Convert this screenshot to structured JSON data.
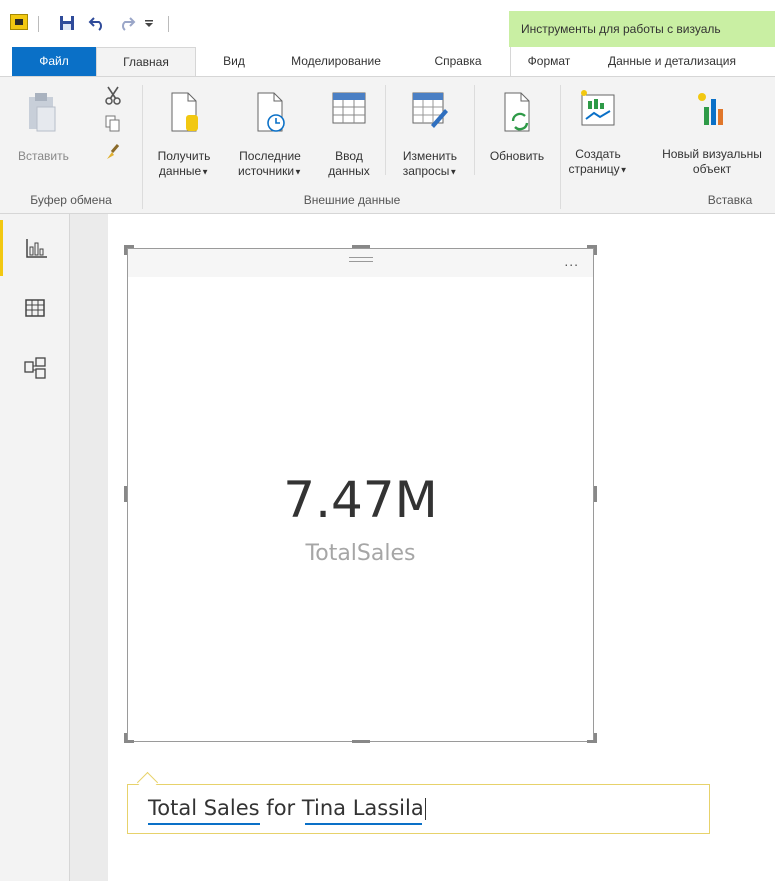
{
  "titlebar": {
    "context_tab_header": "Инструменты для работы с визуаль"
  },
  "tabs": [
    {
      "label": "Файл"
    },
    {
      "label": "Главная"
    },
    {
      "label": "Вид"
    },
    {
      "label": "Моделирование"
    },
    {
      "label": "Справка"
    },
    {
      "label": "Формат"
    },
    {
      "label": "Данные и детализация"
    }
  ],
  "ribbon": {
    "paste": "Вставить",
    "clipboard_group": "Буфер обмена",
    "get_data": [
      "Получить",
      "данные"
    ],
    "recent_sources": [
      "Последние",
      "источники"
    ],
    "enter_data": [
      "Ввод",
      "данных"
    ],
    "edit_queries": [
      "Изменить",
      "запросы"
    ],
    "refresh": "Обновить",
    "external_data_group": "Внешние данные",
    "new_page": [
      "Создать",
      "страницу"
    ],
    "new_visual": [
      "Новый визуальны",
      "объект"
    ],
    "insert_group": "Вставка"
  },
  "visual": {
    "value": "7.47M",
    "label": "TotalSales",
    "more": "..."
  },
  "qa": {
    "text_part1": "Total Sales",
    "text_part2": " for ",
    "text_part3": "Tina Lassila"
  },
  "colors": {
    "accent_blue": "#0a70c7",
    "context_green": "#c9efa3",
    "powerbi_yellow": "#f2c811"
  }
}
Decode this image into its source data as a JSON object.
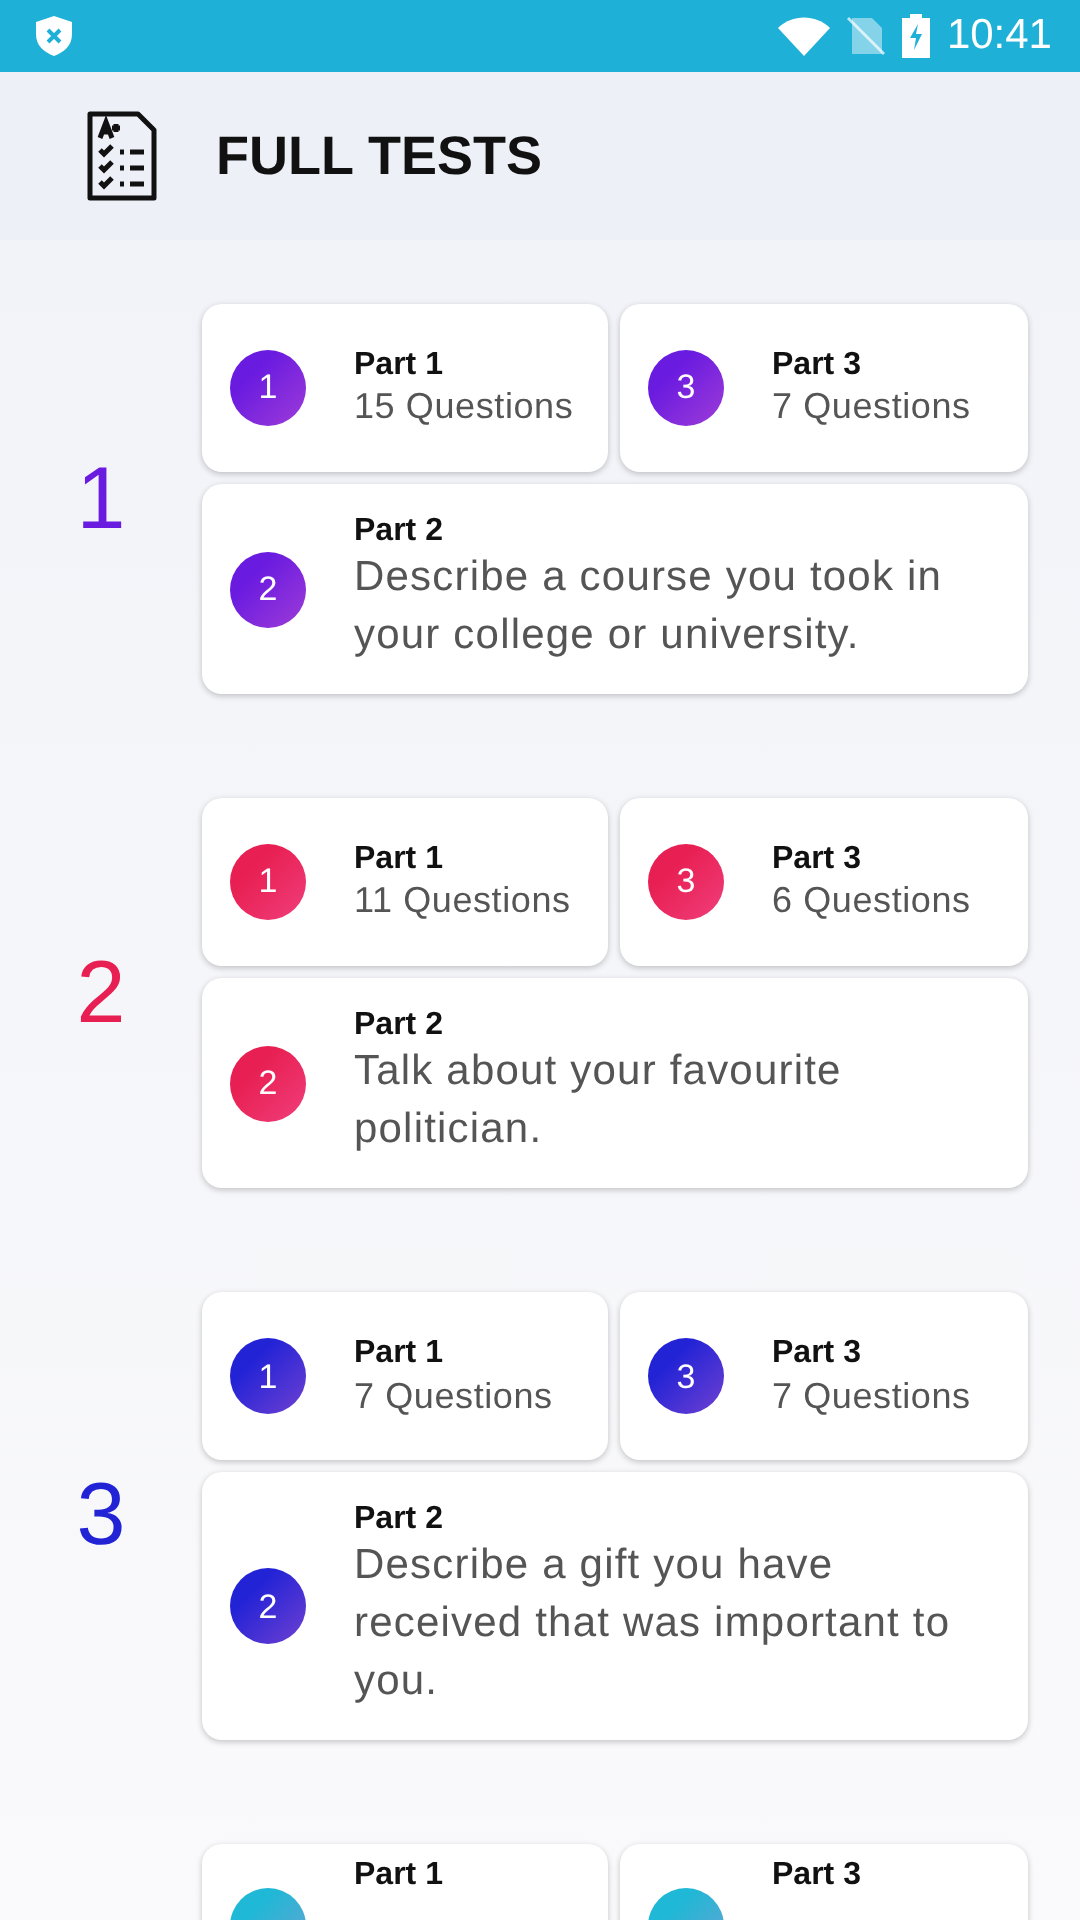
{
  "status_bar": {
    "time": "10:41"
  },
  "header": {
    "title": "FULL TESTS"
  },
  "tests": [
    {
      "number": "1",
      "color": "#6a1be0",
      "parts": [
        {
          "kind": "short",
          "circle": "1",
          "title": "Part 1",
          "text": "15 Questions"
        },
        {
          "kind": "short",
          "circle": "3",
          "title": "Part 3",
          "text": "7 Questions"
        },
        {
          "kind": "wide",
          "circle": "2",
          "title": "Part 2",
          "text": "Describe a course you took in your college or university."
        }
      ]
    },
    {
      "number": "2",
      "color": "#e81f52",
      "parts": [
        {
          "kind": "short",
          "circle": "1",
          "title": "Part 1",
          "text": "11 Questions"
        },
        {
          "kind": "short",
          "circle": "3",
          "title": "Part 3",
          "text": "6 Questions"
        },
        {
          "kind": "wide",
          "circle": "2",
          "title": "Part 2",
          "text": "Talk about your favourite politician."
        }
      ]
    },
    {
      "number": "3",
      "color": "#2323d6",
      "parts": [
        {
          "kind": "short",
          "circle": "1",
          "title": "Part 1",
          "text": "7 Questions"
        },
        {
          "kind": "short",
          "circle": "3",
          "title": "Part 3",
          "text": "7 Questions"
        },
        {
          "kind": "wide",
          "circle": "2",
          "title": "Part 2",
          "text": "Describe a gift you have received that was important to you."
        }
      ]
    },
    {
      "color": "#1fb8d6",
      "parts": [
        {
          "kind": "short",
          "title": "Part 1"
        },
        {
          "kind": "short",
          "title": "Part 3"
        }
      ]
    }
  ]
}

■ ■ ■ ■ ■ ■ ■

Brief:
Quote the entries in full. Any image among them is to be omitted from the copy.

Solution:
Convert this screenshot to structured JSON data.
{
  "titlebar": {
    "context_tab_header": "Инструменты для работы с визуаль"
  },
  "tabs": [
    {
      "label": "Файл"
    },
    {
      "label": "Главная"
    },
    {
      "label": "Вид"
    },
    {
      "label": "Моделирование"
    },
    {
      "label": "Справка"
    },
    {
      "label": "Формат"
    },
    {
      "label": "Данные и детализация"
    }
  ],
  "ribbon": {
    "paste": "Вставить",
    "clipboard_group": "Буфер обмена",
    "get_data": [
      "Получить",
      "данные"
    ],
    "recent_sources": [
      "Последние",
      "источники"
    ],
    "enter_data": [
      "Ввод",
      "данных"
    ],
    "edit_queries": [
      "Изменить",
      "запросы"
    ],
    "refresh": "Обновить",
    "external_data_group": "Внешние данные",
    "new_page": [
      "Создать",
      "страницу"
    ],
    "new_visual": [
      "Новый визуальны",
      "объект"
    ],
    "insert_group": "Вставка"
  },
  "visual": {
    "value": "7.47M",
    "label": "TotalSales",
    "more": "..."
  },
  "qa": {
    "text_part1": "Total Sales",
    "text_part2": " for ",
    "text_part3": "Tina Lassila"
  },
  "colors": {
    "accent_blue": "#0a70c7",
    "context_green": "#c9efa3",
    "powerbi_yellow": "#f2c811"
  }
}
Decode this image into its source data as a JSON object.
{
  "status_bar": {
    "time": "10:41"
  },
  "header": {
    "title": "FULL TESTS"
  },
  "tests": [
    {
      "number": "1",
      "color": "#6a1be0",
      "parts": [
        {
          "kind": "short",
          "circle": "1",
          "title": "Part 1",
          "text": "15 Questions"
        },
        {
          "kind": "short",
          "circle": "3",
          "title": "Part 3",
          "text": "7 Questions"
        },
        {
          "kind": "wide",
          "circle": "2",
          "title": "Part 2",
          "text": "Describe a course you took in your college or university."
        }
      ]
    },
    {
      "number": "2",
      "color": "#e81f52",
      "parts": [
        {
          "kind": "short",
          "circle": "1",
          "title": "Part 1",
          "text": "11 Questions"
        },
        {
          "kind": "short",
          "circle": "3",
          "title": "Part 3",
          "text": "6 Questions"
        },
        {
          "kind": "wide",
          "circle": "2",
          "title": "Part 2",
          "text": "Talk about your favourite politician."
        }
      ]
    },
    {
      "number": "3",
      "color": "#2323d6",
      "parts": [
        {
          "kind": "short",
          "circle": "1",
          "title": "Part 1",
          "text": "7 Questions"
        },
        {
          "kind": "short",
          "circle": "3",
          "title": "Part 3",
          "text": "7 Questions"
        },
        {
          "kind": "wide",
          "circle": "2",
          "title": "Part 2",
          "text": "Describe a gift you have received that was important to you."
        }
      ]
    },
    {
      "color": "#1fb8d6",
      "parts": [
        {
          "kind": "short",
          "title": "Part 1"
        },
        {
          "kind": "short",
          "title": "Part 3"
        }
      ]
    }
  ]
}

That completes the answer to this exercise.